■ Text excerpt ■

Among hospital systems, this is not a common strategy, she adds. “Current urgent cares are performing antigen tests, which are only about 50 to 86 percent accurate. Results do occur in approximately 15 minutes, but for the most part results can be as bad as flipping a coin to determine whether or not the test results are correct.” Geisinger stopped performing antigen testing in 2013. “None of our laboratories are performing antigen testing, and we hold fast to that strategy, despite the pressure for a rapid, but perhaps inaccurate, result. There may be new antigen tests that might be more accurate in the future, but for now, we are holding on to molecular methods as our system’s standard.”

The system’s laboratories complete moderate-complexity molecular flu tests in 60 minutes and hope to drop that to 20–30 minutes next year. In the physician office laboratory sector, “only a few players have launched molecular testing, mostly waived tests.”

Molecular flu testing is quickly moving to the point of care, and Dr. Wolk has some fear about non-laboratorians performing molecular testing in small spaces, such as those found in urgent care clinics. “I am fearful that without the proper environment, cleaning processes, and continuous training, molecular samples could get contaminated with templates from other patient specimens or from nasal sneezing, etc., which could lead to false-positives. Protocols for point-of-care testing must have appropriate cleaning and processing procedures.”

Waived molecular testing should be scrutinized, with prevalence monitored as a way to assess for potential contamination, Dr. Wolk notes. “If a spike in prevalence occurs, that would tip off staff to investigate for contamination.”

■ Problem to solve ■
According to the text on flu testing, in what year did Geisinger stop performing antigen testing?

■ Given information ■
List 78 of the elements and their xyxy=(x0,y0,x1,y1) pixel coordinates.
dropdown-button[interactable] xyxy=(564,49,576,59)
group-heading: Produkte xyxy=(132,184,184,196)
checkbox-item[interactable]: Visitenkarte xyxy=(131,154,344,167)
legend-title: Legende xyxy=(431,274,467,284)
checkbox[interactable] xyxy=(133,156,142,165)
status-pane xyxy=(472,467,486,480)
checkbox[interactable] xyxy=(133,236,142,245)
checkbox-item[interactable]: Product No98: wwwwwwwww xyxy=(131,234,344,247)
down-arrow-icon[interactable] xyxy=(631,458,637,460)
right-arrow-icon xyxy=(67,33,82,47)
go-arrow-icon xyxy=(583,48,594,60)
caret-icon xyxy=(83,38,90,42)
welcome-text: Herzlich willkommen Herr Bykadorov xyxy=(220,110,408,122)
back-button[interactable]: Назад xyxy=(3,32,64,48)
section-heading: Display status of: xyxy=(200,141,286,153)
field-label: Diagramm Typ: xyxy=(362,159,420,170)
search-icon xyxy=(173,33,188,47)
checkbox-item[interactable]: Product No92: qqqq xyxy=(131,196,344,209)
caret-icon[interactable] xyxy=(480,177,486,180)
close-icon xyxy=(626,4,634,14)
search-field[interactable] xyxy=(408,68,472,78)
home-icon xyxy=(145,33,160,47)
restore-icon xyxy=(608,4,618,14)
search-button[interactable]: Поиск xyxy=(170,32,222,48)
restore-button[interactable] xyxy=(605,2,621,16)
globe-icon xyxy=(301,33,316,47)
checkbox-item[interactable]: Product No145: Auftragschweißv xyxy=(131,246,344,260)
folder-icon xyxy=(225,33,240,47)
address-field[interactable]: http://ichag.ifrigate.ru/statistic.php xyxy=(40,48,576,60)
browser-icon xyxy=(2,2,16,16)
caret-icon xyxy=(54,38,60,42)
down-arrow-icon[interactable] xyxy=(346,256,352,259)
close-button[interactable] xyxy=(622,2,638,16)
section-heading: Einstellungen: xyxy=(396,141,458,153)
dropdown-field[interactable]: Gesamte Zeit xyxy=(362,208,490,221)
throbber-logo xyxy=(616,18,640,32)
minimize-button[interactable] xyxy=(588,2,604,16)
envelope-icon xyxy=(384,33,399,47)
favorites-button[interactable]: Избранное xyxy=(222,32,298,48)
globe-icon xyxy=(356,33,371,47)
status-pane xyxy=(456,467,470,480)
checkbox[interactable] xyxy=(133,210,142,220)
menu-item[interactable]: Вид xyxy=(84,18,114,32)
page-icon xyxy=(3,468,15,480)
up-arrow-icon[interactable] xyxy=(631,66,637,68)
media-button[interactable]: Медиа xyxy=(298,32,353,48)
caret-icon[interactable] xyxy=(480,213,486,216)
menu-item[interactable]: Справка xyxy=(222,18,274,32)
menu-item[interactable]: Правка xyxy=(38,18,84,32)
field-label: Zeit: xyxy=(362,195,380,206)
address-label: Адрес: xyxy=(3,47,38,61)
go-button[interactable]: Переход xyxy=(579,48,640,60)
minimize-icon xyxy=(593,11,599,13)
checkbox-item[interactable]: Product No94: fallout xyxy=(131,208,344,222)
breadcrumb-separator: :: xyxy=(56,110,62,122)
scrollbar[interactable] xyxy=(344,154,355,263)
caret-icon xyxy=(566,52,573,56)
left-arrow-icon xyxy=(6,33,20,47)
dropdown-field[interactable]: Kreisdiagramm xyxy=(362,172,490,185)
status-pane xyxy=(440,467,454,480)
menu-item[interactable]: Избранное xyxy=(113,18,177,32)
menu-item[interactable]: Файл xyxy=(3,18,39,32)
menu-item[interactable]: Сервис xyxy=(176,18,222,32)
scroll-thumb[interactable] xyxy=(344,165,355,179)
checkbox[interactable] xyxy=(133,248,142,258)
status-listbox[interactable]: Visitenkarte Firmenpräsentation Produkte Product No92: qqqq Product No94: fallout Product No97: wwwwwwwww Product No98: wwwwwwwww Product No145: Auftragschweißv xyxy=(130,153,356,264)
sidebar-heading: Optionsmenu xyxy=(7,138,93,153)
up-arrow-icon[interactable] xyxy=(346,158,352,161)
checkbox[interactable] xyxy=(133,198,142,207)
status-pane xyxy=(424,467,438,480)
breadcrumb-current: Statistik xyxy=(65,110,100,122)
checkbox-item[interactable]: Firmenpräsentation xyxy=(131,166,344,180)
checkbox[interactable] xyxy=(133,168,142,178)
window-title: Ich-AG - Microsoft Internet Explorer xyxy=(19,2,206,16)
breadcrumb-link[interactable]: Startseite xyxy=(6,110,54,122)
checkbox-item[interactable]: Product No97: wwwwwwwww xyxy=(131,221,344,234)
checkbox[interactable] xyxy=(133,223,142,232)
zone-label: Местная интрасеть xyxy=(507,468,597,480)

■ Task result ■
2013